— Aim of the task —
Work out how many lines of the data hold the string "tecnológicos", and reply with that number alone.

— Data —
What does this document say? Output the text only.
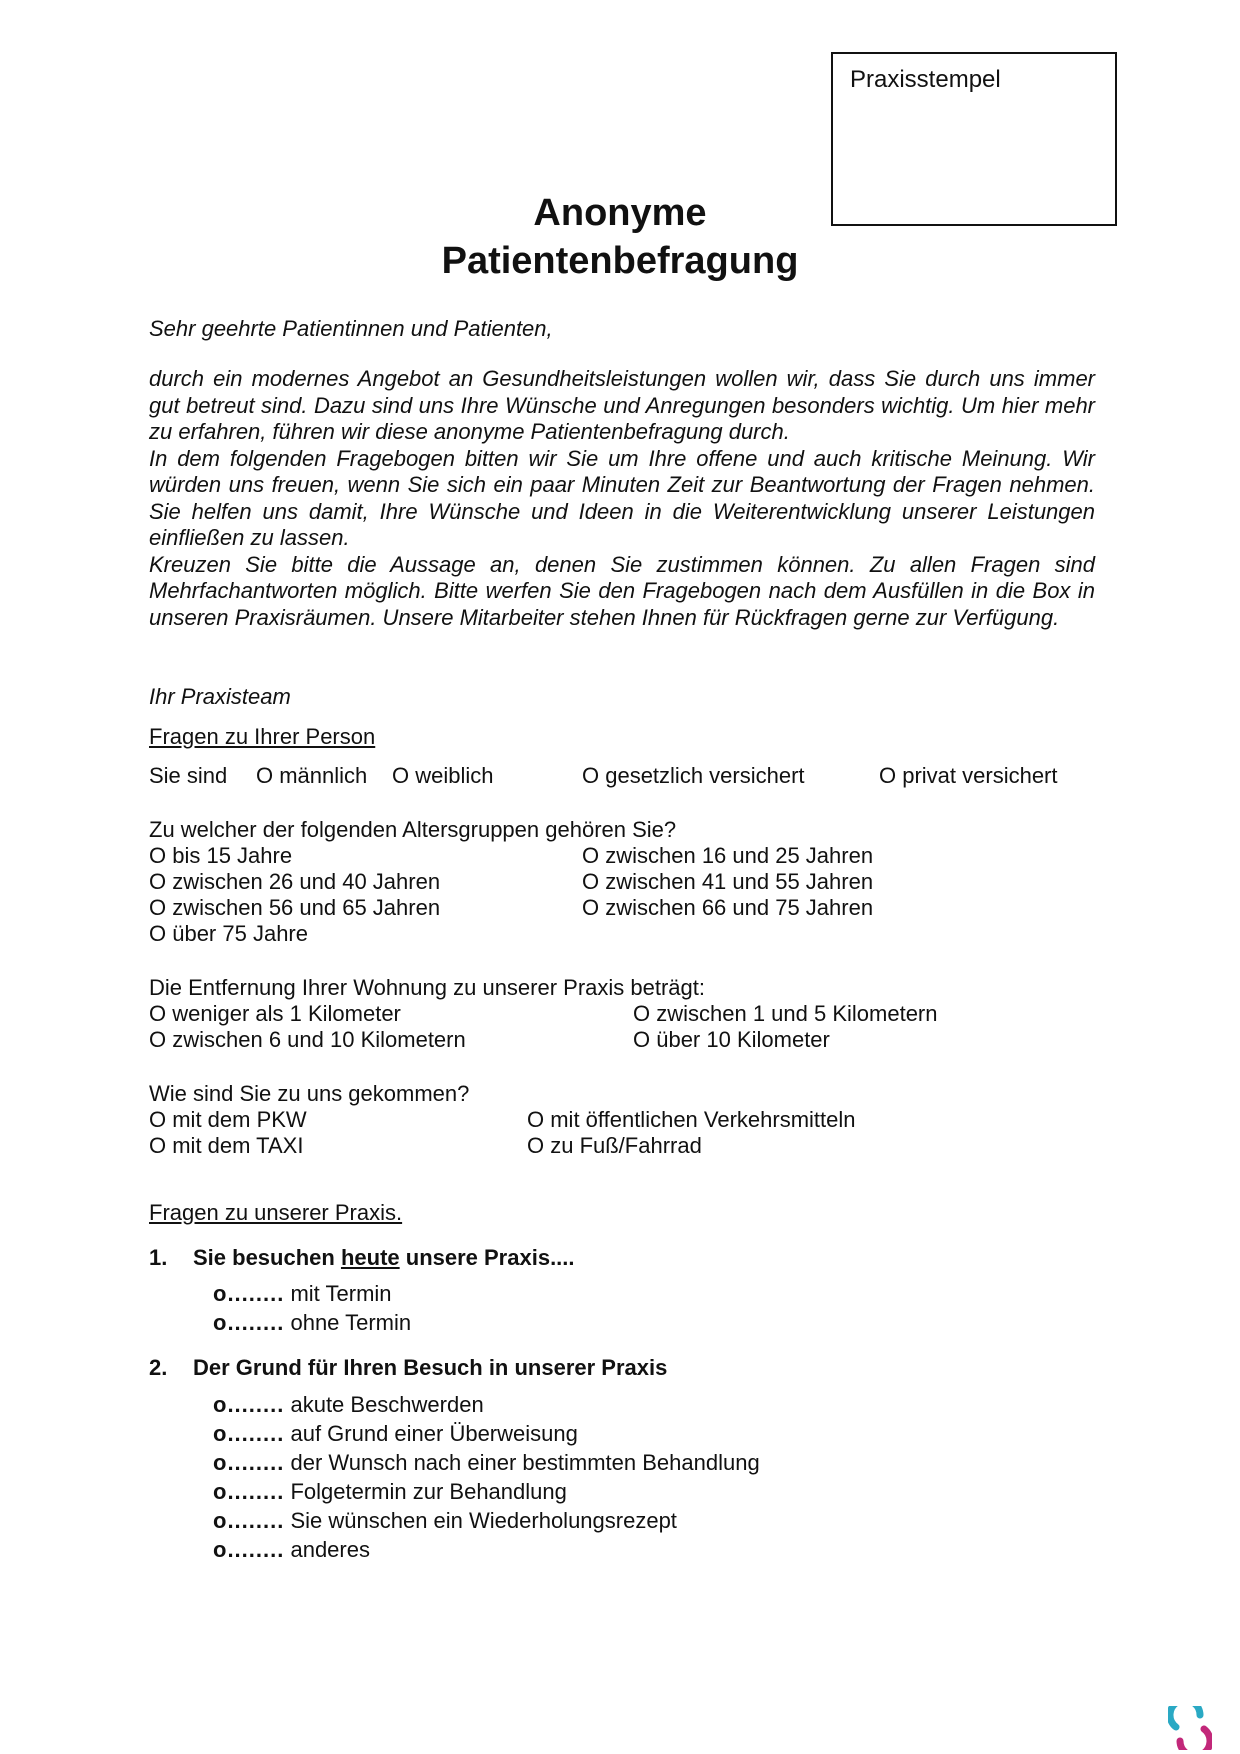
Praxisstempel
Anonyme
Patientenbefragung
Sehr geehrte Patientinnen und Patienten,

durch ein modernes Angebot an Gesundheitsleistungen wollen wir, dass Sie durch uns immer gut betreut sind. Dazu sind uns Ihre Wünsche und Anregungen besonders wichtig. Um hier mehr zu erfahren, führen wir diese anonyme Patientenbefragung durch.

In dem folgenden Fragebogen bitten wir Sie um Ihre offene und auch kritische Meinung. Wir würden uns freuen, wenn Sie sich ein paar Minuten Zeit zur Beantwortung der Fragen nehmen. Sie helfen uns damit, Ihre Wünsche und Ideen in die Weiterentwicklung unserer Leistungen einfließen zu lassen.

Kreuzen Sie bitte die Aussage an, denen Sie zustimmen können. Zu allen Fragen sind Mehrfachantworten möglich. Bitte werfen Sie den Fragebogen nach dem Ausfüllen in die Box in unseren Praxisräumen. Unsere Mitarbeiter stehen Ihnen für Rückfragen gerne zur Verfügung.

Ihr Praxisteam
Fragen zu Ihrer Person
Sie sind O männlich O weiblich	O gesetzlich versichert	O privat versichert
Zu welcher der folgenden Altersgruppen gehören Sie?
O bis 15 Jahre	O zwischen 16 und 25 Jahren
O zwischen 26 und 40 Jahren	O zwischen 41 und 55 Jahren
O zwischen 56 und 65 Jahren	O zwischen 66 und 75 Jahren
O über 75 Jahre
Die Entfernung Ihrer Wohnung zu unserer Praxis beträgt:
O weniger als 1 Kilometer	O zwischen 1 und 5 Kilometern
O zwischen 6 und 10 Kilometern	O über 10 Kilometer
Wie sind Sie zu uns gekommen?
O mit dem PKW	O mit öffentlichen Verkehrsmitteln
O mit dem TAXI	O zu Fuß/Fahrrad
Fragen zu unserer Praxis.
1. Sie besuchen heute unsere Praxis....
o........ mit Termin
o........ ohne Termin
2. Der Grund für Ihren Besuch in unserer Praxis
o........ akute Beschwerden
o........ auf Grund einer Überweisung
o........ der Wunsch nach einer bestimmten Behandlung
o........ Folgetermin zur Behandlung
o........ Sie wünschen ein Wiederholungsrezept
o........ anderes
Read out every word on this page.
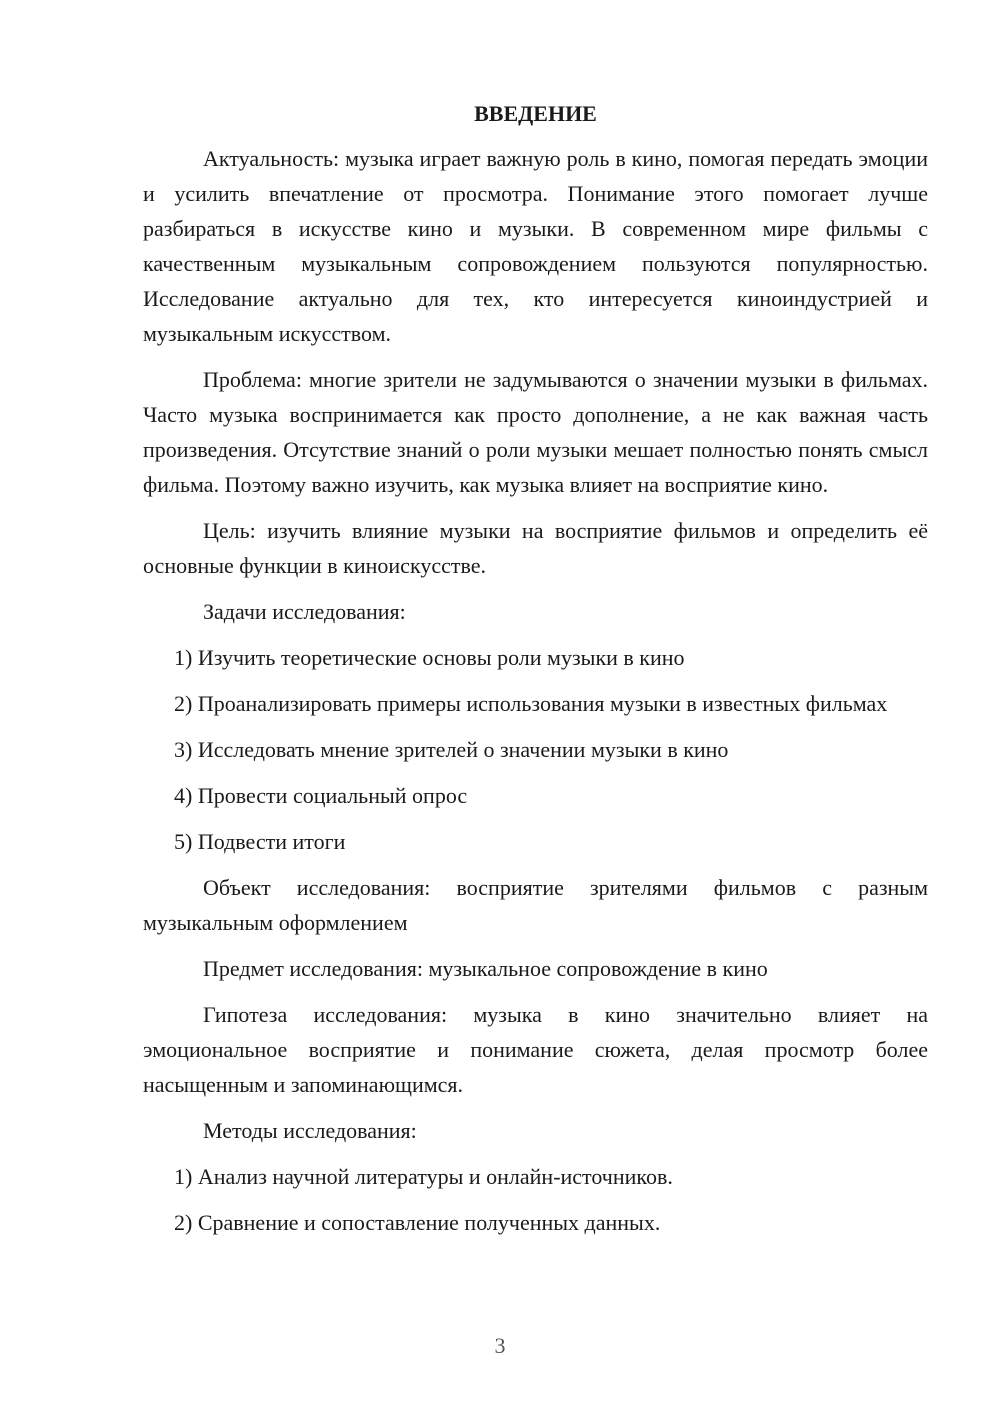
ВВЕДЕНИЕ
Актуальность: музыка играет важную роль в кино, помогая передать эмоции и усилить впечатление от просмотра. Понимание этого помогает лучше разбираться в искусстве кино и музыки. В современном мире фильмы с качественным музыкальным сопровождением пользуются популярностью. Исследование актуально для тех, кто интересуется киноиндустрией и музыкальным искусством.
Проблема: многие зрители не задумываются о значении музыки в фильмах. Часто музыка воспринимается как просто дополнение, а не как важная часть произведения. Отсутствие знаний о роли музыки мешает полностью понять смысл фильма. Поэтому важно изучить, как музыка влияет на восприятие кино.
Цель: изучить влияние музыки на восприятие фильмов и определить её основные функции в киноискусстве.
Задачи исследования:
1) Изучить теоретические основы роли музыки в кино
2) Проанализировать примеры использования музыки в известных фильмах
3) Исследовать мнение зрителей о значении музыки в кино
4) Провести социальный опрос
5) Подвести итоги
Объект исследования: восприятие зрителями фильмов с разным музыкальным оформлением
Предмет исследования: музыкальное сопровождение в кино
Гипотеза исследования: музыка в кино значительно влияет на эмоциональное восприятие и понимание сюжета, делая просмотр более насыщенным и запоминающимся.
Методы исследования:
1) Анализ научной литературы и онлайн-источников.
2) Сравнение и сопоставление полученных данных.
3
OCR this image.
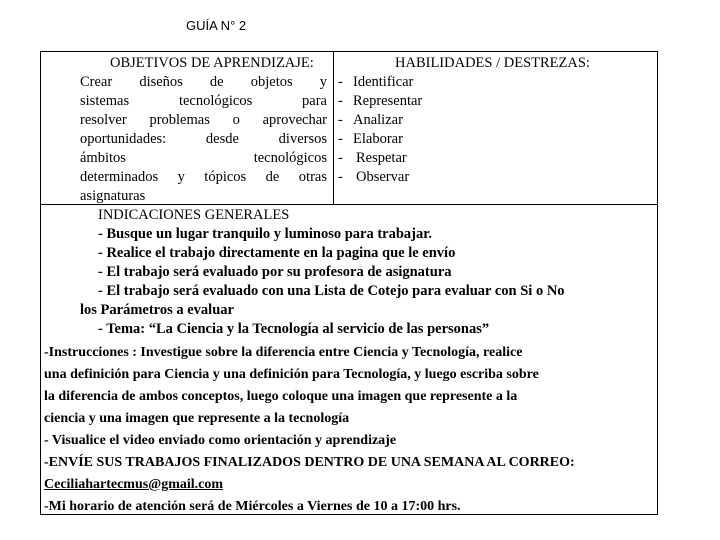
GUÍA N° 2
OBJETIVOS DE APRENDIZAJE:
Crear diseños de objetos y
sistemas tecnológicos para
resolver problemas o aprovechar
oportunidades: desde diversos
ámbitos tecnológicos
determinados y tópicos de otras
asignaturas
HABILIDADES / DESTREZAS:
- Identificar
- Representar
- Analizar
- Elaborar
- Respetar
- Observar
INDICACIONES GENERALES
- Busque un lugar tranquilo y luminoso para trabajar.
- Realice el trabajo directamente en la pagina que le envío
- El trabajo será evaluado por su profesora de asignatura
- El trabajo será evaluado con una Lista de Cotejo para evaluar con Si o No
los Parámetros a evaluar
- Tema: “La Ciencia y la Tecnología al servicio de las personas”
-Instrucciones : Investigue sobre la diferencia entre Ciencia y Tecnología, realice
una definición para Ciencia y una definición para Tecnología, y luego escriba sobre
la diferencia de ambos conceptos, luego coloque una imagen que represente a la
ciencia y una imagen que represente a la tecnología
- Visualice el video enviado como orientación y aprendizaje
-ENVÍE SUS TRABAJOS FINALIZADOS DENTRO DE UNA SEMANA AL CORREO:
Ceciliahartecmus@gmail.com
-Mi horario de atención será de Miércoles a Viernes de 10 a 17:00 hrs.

— Expected answer —
2